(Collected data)
--- BEGIN ---
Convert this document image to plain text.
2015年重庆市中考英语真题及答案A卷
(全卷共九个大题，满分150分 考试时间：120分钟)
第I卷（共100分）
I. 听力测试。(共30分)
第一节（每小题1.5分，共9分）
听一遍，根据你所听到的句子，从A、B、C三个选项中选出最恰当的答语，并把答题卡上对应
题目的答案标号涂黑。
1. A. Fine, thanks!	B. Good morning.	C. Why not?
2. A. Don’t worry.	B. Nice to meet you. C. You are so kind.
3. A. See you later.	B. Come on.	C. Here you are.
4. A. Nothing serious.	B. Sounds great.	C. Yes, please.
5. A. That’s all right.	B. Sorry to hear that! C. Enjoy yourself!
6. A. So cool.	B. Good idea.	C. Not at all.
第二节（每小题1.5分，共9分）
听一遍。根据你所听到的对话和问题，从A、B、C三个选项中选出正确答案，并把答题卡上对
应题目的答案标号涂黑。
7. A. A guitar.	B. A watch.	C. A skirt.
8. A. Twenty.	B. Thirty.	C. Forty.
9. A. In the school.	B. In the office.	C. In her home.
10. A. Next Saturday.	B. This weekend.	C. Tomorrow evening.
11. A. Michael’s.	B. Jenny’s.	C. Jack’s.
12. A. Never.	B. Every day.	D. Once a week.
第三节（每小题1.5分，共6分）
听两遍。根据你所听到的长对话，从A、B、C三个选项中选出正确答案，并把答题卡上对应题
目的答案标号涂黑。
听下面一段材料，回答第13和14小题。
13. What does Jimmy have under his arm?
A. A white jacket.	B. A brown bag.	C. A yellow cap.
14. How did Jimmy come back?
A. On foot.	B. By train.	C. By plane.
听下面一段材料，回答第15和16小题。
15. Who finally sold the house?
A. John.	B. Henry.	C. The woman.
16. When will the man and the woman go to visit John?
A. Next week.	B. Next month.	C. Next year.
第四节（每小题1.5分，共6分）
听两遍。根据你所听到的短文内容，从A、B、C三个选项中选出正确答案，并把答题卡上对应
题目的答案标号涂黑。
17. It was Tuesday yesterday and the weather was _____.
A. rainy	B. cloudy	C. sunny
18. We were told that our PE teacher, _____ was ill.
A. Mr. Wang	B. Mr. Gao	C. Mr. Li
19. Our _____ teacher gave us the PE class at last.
--- END ---
• **Problem description**: Return all of the entries exactly as written.

• **Solved problem**:
Convert this document image to plain text.
2015年重庆市中考英语真题及答案A卷
(全卷共九个大题，满分150分 考试时间：120分钟)
第I卷（共100分）
I. 听力测试。(共30分)
第一节（每小题1.5分，共9分）
听一遍，根据你所听到的句子，从A、B、C三个选项中选出最恰当的答语，并把答题卡上对应
题目的答案标号涂黑。
1. A. Fine, thanks!	B. Good morning.	C. Why not?
2. A. Don’t worry.	B. Nice to meet you. C. You are so kind.
3. A. See you later.	B. Come on.	C. Here you are.
4. A. Nothing serious.	B. Sounds great.	C. Yes, please.
5. A. That’s all right.	B. Sorry to hear that! C. Enjoy yourself!
6. A. So cool.	B. Good idea.	C. Not at all.
第二节（每小题1.5分，共9分）
听一遍。根据你所听到的对话和问题，从A、B、C三个选项中选出正确答案，并把答题卡上对
应题目的答案标号涂黑。
7. A. A guitar.	B. A watch.	C. A skirt.
8. A. Twenty.	B. Thirty.	C. Forty.
9. A. In the school.	B. In the office.	C. In her home.
10. A. Next Saturday.	B. This weekend.	C. Tomorrow evening.
11. A. Michael’s.	B. Jenny’s.	C. Jack’s.
12. A. Never.	B. Every day.	D. Once a week.
第三节（每小题1.5分，共6分）
听两遍。根据你所听到的长对话，从A、B、C三个选项中选出正确答案，并把答题卡上对应题
目的答案标号涂黑。
听下面一段材料，回答第13和14小题。
13. What does Jimmy have under his arm?
A. A white jacket.	B. A brown bag.	C. A yellow cap.
14. How did Jimmy come back?
A. On foot.	B. By train.	C. By plane.
听下面一段材料，回答第15和16小题。
15. Who finally sold the house?
A. John.	B. Henry.	C. The woman.
16. When will the man and the woman go to visit John?
A. Next week.	B. Next month.	C. Next year.
第四节（每小题1.5分，共6分）
听两遍。根据你所听到的短文内容，从A、B、C三个选项中选出正确答案，并把答题卡上对应
题目的答案标号涂黑。
17. It was Tuesday yesterday and the weather was _____.
A. rainy	B. cloudy	C. sunny
18. We were told that our PE teacher, _____ was ill.
A. Mr. Wang	B. Mr. Gao	C. Mr. Li
19. Our _____ teacher gave us the PE class at last.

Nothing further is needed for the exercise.